§ **WHAT IS ASKED**
Your task is to transcribe all of the data below exactly, omitting the images.

§ **INPUT MATERIAL**
----------
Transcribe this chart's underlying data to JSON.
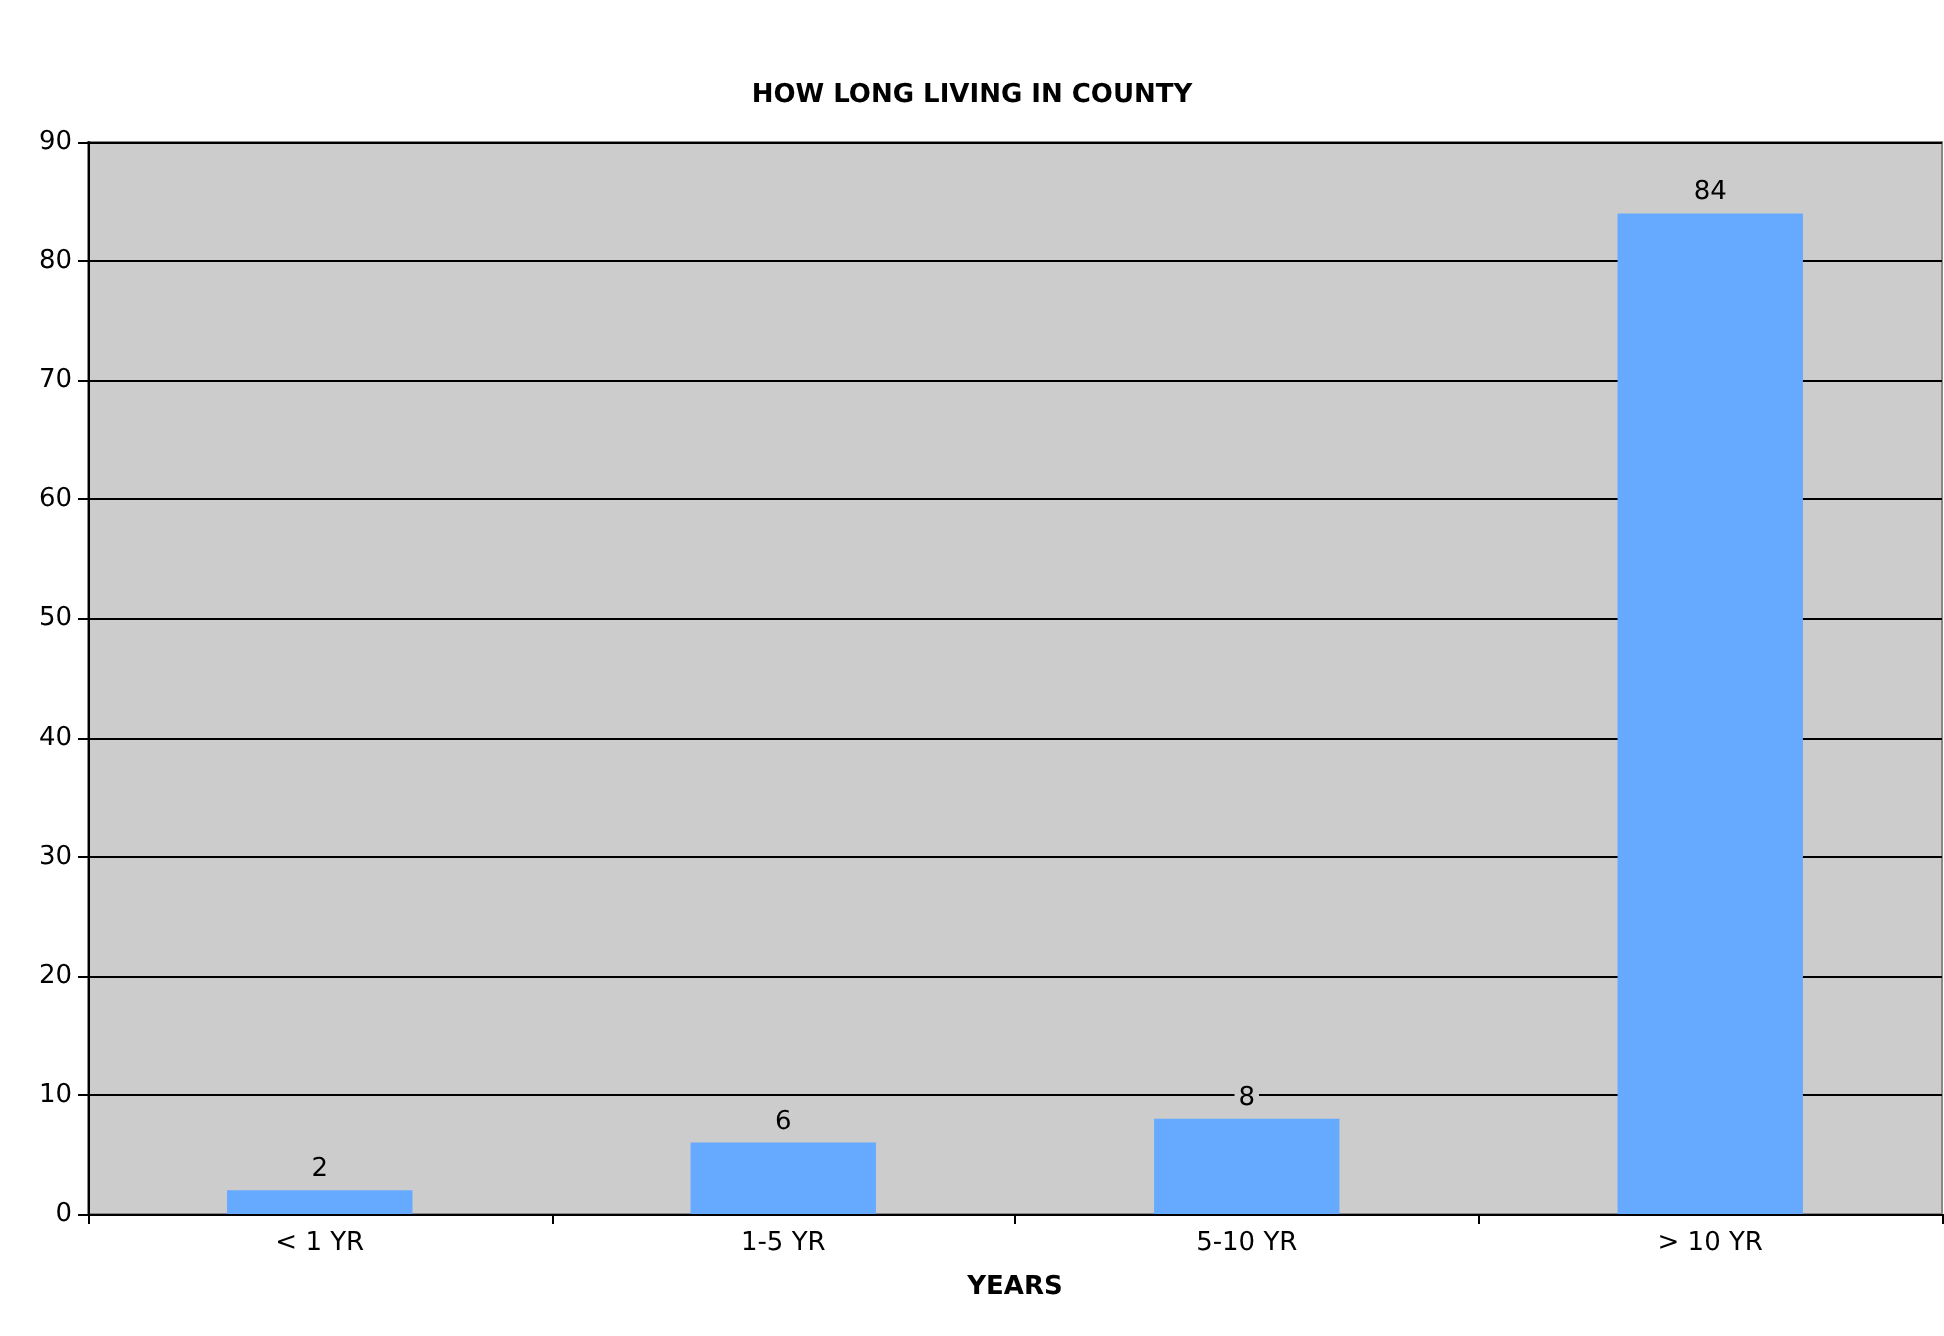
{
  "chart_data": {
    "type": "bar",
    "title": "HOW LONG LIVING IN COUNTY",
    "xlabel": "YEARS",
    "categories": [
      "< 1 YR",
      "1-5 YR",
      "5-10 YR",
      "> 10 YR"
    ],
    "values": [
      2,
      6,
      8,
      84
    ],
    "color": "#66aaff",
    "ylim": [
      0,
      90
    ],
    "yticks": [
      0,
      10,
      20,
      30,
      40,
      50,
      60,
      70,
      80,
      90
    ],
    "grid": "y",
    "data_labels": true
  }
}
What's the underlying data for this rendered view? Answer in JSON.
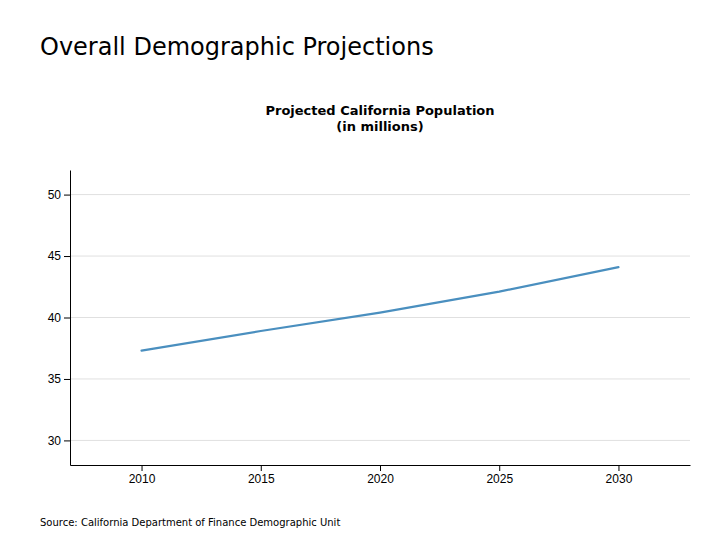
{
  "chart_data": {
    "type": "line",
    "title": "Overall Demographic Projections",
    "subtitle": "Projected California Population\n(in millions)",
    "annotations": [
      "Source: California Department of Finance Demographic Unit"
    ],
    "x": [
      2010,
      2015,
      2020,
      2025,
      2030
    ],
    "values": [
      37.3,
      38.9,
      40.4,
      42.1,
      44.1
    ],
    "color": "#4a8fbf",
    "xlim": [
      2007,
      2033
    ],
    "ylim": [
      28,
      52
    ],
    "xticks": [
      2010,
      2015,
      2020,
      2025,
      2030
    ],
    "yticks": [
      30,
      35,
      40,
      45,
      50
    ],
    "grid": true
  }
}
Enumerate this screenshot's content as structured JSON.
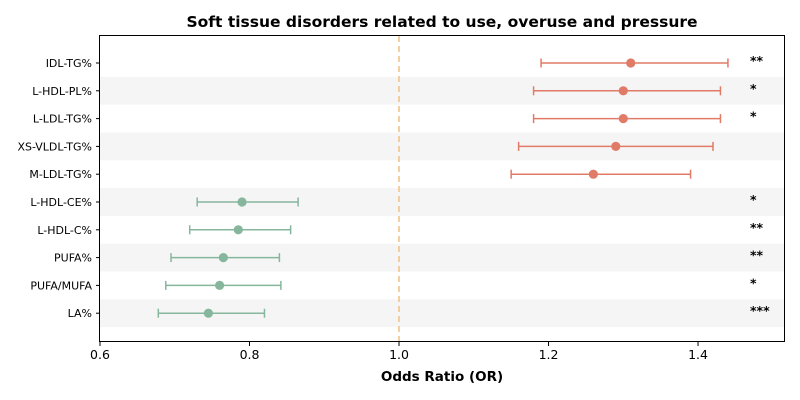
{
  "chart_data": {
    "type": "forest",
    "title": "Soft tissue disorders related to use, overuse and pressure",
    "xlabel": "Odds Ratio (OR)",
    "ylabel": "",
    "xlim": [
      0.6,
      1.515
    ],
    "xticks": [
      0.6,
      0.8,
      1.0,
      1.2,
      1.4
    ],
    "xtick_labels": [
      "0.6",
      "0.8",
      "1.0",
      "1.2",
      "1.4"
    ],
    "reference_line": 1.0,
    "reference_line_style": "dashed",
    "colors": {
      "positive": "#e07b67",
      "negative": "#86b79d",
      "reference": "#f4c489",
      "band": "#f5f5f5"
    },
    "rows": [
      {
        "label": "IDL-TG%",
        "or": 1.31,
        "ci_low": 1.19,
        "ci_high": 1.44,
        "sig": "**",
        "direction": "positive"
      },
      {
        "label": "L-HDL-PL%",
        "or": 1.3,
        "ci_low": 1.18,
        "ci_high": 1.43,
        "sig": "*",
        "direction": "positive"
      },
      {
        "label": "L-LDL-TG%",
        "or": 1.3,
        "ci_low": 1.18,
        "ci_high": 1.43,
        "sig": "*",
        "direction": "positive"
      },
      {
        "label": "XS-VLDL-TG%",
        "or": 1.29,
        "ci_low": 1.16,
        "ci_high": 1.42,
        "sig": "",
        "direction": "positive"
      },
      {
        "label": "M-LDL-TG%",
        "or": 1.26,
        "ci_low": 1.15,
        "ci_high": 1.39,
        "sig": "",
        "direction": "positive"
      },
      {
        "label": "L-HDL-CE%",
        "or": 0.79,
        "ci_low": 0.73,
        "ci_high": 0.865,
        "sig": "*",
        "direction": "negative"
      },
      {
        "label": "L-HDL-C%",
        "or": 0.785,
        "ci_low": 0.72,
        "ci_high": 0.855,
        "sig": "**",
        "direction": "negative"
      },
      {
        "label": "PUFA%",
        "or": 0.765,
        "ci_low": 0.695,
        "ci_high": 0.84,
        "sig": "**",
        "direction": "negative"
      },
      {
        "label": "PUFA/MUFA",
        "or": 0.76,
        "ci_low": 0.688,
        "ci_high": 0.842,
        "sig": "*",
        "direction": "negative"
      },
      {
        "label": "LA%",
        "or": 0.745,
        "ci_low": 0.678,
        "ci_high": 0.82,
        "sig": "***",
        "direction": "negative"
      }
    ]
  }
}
----------
§ **FINISHED EXERCISE**
Transcribe this chart's underlying data to JSON.
{
  "chart_data": {
    "type": "bar",
    "title": "HOW LONG LIVING IN COUNTY",
    "xlabel": "YEARS",
    "categories": [
      "< 1 YR",
      "1-5 YR",
      "5-10 YR",
      "> 10 YR"
    ],
    "values": [
      2,
      6,
      8,
      84
    ],
    "color": "#66aaff",
    "ylim": [
      0,
      90
    ],
    "yticks": [
      0,
      10,
      20,
      30,
      40,
      50,
      60,
      70,
      80,
      90
    ],
    "grid": "y",
    "data_labels": true
  }
}
What's the underlying data for this rendered view? Answer in JSON.
{
  "chart_data": {
    "type": "line",
    "title": "Overall Demographic Projections",
    "subtitle": "Projected California Population\n(in millions)",
    "annotations": [
      "Source: California Department of Finance Demographic Unit"
    ],
    "x": [
      2010,
      2015,
      2020,
      2025,
      2030
    ],
    "values": [
      37.3,
      38.9,
      40.4,
      42.1,
      44.1
    ],
    "color": "#4a8fbf",
    "xlim": [
      2007,
      2033
    ],
    "ylim": [
      28,
      52
    ],
    "xticks": [
      2010,
      2015,
      2020,
      2025,
      2030
    ],
    "yticks": [
      30,
      35,
      40,
      45,
      50
    ],
    "grid": true
  }
}
Enumerate this screenshot's content as structured JSON.
{
  "chart_data": {
    "type": "forest",
    "title": "Soft tissue disorders related to use, overuse and pressure",
    "xlabel": "Odds Ratio (OR)",
    "ylabel": "",
    "xlim": [
      0.6,
      1.515
    ],
    "xticks": [
      0.6,
      0.8,
      1.0,
      1.2,
      1.4
    ],
    "xtick_labels": [
      "0.6",
      "0.8",
      "1.0",
      "1.2",
      "1.4"
    ],
    "reference_line": 1.0,
    "reference_line_style": "dashed",
    "colors": {
      "positive": "#e07b67",
      "negative": "#86b79d",
      "reference": "#f4c489",
      "band": "#f5f5f5"
    },
    "rows": [
      {
        "label": "IDL-TG%",
        "or": 1.31,
        "ci_low": 1.19,
        "ci_high": 1.44,
        "sig": "**",
        "direction": "positive"
      },
      {
        "label": "L-HDL-PL%",
        "or": 1.3,
        "ci_low": 1.18,
        "ci_high": 1.43,
        "sig": "*",
        "direction": "positive"
      },
      {
        "label": "L-LDL-TG%",
        "or": 1.3,
        "ci_low": 1.18,
        "ci_high": 1.43,
        "sig": "*",
        "direction": "positive"
      },
      {
        "label": "XS-VLDL-TG%",
        "or": 1.29,
        "ci_low": 1.16,
        "ci_high": 1.42,
        "sig": "",
        "direction": "positive"
      },
      {
        "label": "M-LDL-TG%",
        "or": 1.26,
        "ci_low": 1.15,
        "ci_high": 1.39,
        "sig": "",
        "direction": "positive"
      },
      {
        "label": "L-HDL-CE%",
        "or": 0.79,
        "ci_low": 0.73,
        "ci_high": 0.865,
        "sig": "*",
        "direction": "negative"
      },
      {
        "label": "L-HDL-C%",
        "or": 0.785,
        "ci_low": 0.72,
        "ci_high": 0.855,
        "sig": "**",
        "direction": "negative"
      },
      {
        "label": "PUFA%",
        "or": 0.765,
        "ci_low": 0.695,
        "ci_high": 0.84,
        "sig": "**",
        "direction": "negative"
      },
      {
        "label": "PUFA/MUFA",
        "or": 0.76,
        "ci_low": 0.688,
        "ci_high": 0.842,
        "sig": "*",
        "direction": "negative"
      },
      {
        "label": "LA%",
        "or": 0.745,
        "ci_low": 0.678,
        "ci_high": 0.82,
        "sig": "***",
        "direction": "negative"
      }
    ]
  }
}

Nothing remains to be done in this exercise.